▸ The task:
Sort through the entries below and pull out lines containing the word "blog".

— START OF The records —

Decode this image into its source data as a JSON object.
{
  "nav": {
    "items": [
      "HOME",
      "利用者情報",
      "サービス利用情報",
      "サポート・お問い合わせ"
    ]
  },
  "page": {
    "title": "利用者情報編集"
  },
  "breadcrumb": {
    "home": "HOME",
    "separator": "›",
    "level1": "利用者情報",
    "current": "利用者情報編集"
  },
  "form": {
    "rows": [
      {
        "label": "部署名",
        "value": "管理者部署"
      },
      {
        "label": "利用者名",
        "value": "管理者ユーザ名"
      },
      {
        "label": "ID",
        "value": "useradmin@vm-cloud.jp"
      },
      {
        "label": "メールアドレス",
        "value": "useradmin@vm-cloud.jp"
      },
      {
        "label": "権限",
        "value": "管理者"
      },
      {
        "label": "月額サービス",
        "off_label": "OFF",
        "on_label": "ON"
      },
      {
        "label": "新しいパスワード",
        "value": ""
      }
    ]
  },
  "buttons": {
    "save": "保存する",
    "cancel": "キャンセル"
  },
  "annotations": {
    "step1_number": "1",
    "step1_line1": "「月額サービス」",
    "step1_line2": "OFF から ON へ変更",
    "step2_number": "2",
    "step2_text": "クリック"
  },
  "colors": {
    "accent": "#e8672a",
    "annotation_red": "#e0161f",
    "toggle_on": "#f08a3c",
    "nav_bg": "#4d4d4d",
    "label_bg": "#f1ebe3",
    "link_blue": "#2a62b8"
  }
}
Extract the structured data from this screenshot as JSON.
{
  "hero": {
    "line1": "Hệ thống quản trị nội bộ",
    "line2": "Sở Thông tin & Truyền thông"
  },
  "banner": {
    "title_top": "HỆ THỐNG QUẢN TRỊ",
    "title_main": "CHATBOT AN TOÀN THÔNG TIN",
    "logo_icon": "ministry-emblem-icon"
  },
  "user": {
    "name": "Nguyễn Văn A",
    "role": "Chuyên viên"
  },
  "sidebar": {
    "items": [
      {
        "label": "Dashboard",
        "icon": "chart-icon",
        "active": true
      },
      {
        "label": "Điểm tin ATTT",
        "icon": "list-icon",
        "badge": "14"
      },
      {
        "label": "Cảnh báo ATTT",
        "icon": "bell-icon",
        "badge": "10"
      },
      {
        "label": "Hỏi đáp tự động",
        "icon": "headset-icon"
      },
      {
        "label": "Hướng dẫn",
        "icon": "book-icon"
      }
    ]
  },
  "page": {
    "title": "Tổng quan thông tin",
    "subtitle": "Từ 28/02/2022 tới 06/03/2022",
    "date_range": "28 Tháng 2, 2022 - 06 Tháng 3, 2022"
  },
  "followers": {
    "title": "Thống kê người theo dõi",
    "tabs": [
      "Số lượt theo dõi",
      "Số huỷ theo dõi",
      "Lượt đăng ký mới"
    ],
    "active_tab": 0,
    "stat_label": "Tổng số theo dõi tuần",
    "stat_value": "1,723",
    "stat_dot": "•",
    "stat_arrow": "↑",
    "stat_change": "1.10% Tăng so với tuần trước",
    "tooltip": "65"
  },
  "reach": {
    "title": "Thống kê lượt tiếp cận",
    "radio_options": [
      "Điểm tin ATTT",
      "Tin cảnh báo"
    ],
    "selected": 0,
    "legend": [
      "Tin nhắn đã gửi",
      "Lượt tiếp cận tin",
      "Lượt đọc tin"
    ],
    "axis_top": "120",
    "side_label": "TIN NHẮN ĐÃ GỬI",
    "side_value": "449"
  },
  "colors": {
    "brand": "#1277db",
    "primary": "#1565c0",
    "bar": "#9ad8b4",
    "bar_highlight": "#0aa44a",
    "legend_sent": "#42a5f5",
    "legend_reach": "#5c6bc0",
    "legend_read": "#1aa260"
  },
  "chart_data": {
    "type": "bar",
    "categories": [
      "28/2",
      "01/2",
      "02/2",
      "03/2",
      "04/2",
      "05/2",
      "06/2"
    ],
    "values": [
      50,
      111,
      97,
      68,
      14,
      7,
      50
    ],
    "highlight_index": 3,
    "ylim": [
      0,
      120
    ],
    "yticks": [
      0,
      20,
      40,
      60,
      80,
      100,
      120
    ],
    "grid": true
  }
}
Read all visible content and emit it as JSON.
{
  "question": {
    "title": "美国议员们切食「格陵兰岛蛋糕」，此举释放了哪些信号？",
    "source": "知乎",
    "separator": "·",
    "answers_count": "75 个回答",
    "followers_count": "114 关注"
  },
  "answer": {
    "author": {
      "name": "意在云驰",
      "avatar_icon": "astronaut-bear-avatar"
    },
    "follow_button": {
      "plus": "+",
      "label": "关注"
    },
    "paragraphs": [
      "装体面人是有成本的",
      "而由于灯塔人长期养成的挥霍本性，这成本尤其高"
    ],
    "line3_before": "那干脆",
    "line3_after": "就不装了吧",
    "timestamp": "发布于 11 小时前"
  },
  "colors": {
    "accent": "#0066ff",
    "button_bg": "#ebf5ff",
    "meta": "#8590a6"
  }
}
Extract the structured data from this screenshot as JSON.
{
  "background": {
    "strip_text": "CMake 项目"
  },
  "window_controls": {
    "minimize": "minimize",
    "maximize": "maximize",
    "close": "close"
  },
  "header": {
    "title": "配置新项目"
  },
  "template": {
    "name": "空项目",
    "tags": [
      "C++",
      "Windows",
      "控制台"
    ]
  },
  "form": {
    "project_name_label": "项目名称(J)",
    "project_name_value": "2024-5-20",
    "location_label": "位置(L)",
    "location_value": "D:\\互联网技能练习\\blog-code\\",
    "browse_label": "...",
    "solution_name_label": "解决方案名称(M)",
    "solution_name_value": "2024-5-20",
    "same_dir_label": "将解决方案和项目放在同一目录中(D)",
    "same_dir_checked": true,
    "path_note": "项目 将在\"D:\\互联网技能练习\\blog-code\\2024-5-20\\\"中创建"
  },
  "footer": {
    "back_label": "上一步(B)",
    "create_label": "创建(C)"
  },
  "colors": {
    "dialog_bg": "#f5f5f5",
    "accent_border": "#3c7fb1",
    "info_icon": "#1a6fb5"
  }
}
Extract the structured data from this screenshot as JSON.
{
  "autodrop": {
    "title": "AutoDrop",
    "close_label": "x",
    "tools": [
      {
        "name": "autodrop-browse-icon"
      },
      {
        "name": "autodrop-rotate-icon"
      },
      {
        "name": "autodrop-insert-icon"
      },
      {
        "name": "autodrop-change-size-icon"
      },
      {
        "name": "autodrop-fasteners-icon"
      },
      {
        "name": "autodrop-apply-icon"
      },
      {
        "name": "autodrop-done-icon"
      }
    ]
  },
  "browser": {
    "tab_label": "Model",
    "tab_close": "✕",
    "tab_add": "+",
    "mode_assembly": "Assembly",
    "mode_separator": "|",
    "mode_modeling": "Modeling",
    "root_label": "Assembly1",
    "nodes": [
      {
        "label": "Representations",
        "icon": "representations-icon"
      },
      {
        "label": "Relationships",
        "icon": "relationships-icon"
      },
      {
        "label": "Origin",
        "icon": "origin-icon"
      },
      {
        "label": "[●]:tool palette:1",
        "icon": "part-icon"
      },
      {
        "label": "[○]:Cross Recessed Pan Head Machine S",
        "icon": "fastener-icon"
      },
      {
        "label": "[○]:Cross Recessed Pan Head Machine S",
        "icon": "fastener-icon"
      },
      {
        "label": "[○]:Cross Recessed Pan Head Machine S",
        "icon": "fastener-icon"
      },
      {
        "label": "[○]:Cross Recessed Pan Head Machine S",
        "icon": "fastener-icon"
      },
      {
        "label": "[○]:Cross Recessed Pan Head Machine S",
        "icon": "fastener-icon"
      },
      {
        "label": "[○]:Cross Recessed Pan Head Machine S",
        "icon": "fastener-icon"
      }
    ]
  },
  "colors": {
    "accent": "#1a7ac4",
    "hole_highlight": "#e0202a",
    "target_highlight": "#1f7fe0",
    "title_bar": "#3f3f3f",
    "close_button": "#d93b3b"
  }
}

— END OF The records —

▸ Written answer:
    "location_value": "D:\\互联网技能练习\\blog-code\\",
    "path_note": "项目 将在\"D:\\互联网技能练习\\blog-code\\2024-5-20\\\"中创建"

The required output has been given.